BEGIN RECORDS PROVIDED

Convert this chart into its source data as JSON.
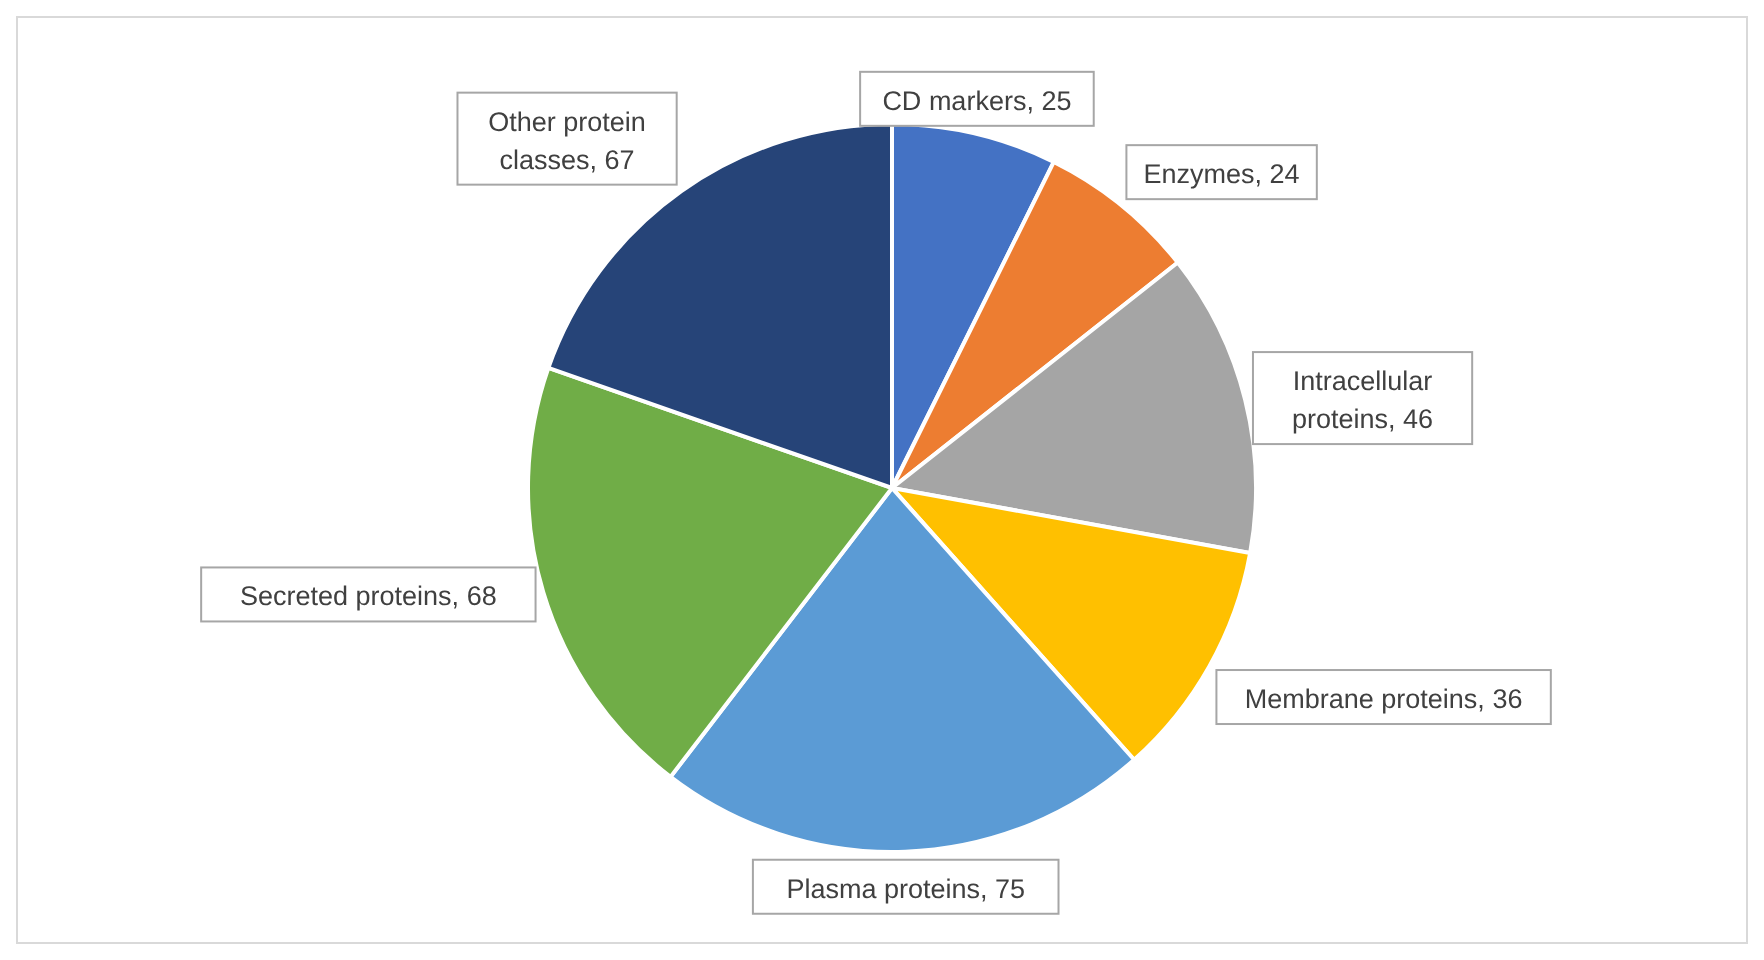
{
  "chart_data": {
    "type": "pie",
    "categories": [
      "CD markers, 25",
      "Enzymes, 24",
      "Intracellular proteins, 46",
      "Membrane proteins, 36",
      "Plasma proteins, 75",
      "Secreted proteins, 68",
      "Other protein classes, 67"
    ],
    "values": [
      25,
      24,
      46,
      36,
      75,
      68,
      67
    ],
    "colors": [
      "#4472c4",
      "#ed7d31",
      "#a5a5a5",
      "#ffc000",
      "#5b9bd5",
      "#70ad47",
      "#264478"
    ],
    "legend": false
  }
}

END RECORDS PROVIDED

Print all the entries exactly as they appear, without the pictures.

**OUTPUT OF THE EXERCISE:**
Convert this chart into its source data as JSON.
{
  "chart_data": {
    "type": "pie",
    "categories": [
      "CD markers, 25",
      "Enzymes, 24",
      "Intracellular proteins, 46",
      "Membrane proteins, 36",
      "Plasma proteins, 75",
      "Secreted proteins, 68",
      "Other protein classes, 67"
    ],
    "values": [
      25,
      24,
      46,
      36,
      75,
      68,
      67
    ],
    "colors": [
      "#4472c4",
      "#ed7d31",
      "#a5a5a5",
      "#ffc000",
      "#5b9bd5",
      "#70ad47",
      "#264478"
    ],
    "legend": false
  }
}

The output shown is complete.